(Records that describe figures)
↓↓↓

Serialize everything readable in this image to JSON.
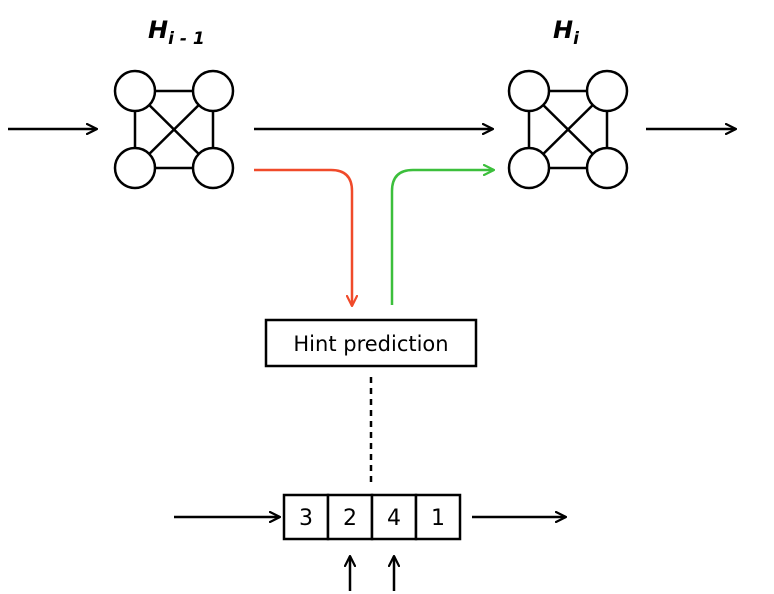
{
  "states": {
    "prev": {
      "base": "H",
      "subscript": "i - 1"
    },
    "curr": {
      "base": "H",
      "subscript": "i"
    }
  },
  "hint_box": {
    "label": "Hint prediction"
  },
  "array": {
    "cells": [
      "3",
      "2",
      "4",
      "1"
    ]
  },
  "colors": {
    "stroke": "#000000",
    "encode_arrow": "#f04a2a",
    "decode_arrow": "#3cbf3c"
  }
}
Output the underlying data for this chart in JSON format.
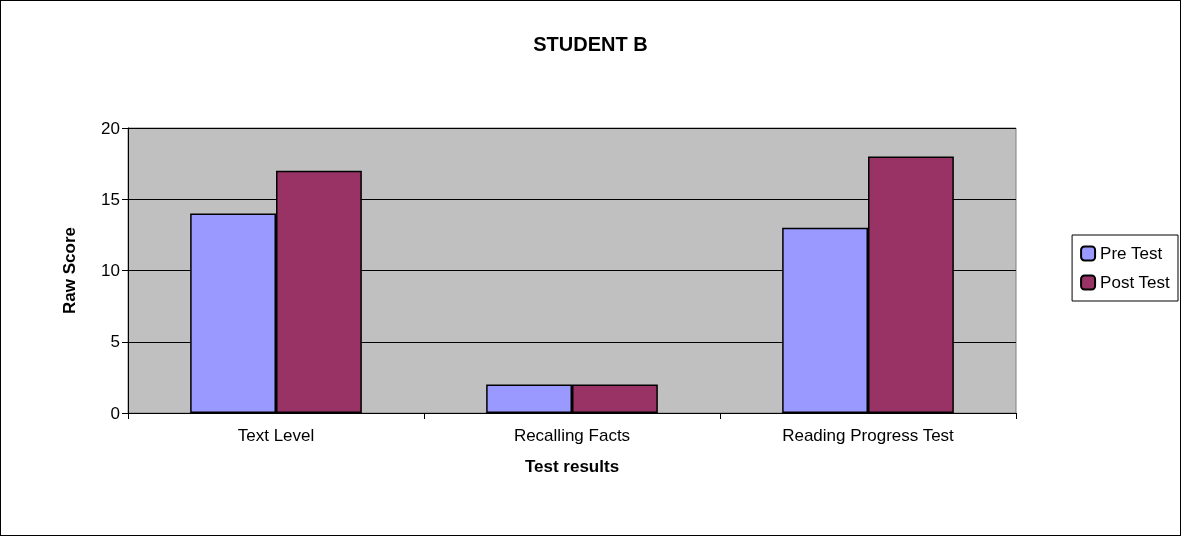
{
  "chart_data": {
    "type": "bar",
    "title": "STUDENT B",
    "xlabel": "Test results",
    "ylabel": "Raw Score",
    "categories": [
      "Text Level",
      "Recalling Facts",
      "Reading Progress Test"
    ],
    "series": [
      {
        "name": "Pre Test",
        "color": "#9999ff",
        "values": [
          14,
          2,
          13
        ]
      },
      {
        "name": "Post Test",
        "color": "#993366",
        "values": [
          17,
          2,
          18
        ]
      }
    ],
    "ylim": [
      0,
      20
    ],
    "yticks": [
      0,
      5,
      10,
      15,
      20
    ],
    "grid": "y",
    "legend": "right"
  }
}
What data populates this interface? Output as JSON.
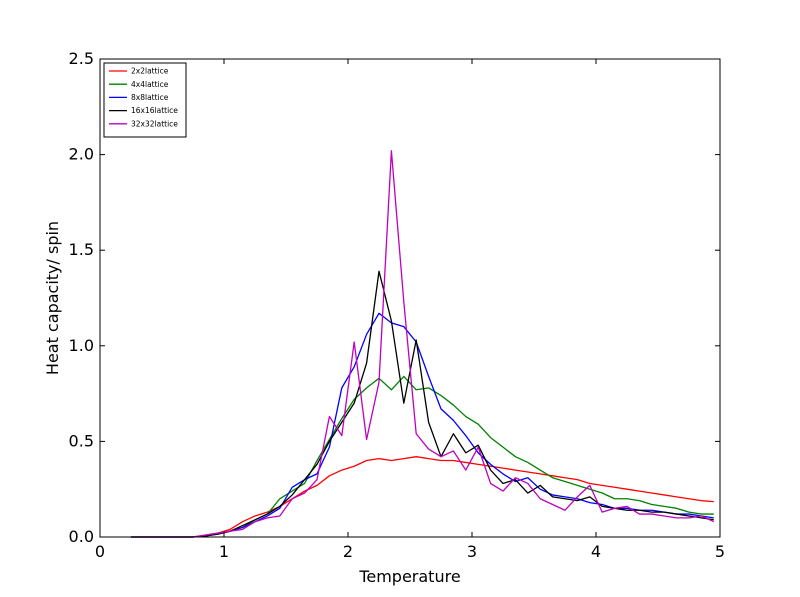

↑↑↑

WRITTEN EXERCISE: Write the listing above out again exactly, dropping each image.

RESPONSE FOR THIS EXERCISE:
Serialize everything readable in this image to JSON.
{
  "states": {
    "prev": {
      "base": "H",
      "subscript": "i - 1"
    },
    "curr": {
      "base": "H",
      "subscript": "i"
    }
  },
  "hint_box": {
    "label": "Hint prediction"
  },
  "array": {
    "cells": [
      "3",
      "2",
      "4",
      "1"
    ]
  },
  "colors": {
    "stroke": "#000000",
    "encode_arrow": "#f04a2a",
    "decode_arrow": "#3cbf3c"
  }
}
Output the underlying data for this chart in JSON format.
{
  "chart_data": {
    "type": "bar",
    "title": "STUDENT B",
    "xlabel": "Test results",
    "ylabel": "Raw Score",
    "categories": [
      "Text Level",
      "Recalling Facts",
      "Reading Progress Test"
    ],
    "series": [
      {
        "name": "Pre Test",
        "color": "#9999ff",
        "values": [
          14,
          2,
          13
        ]
      },
      {
        "name": "Post Test",
        "color": "#993366",
        "values": [
          17,
          2,
          18
        ]
      }
    ],
    "ylim": [
      0,
      20
    ],
    "yticks": [
      0,
      5,
      10,
      15,
      20
    ],
    "grid": "y",
    "legend": "right"
  }
}
What data populates this interface? Output as JSON.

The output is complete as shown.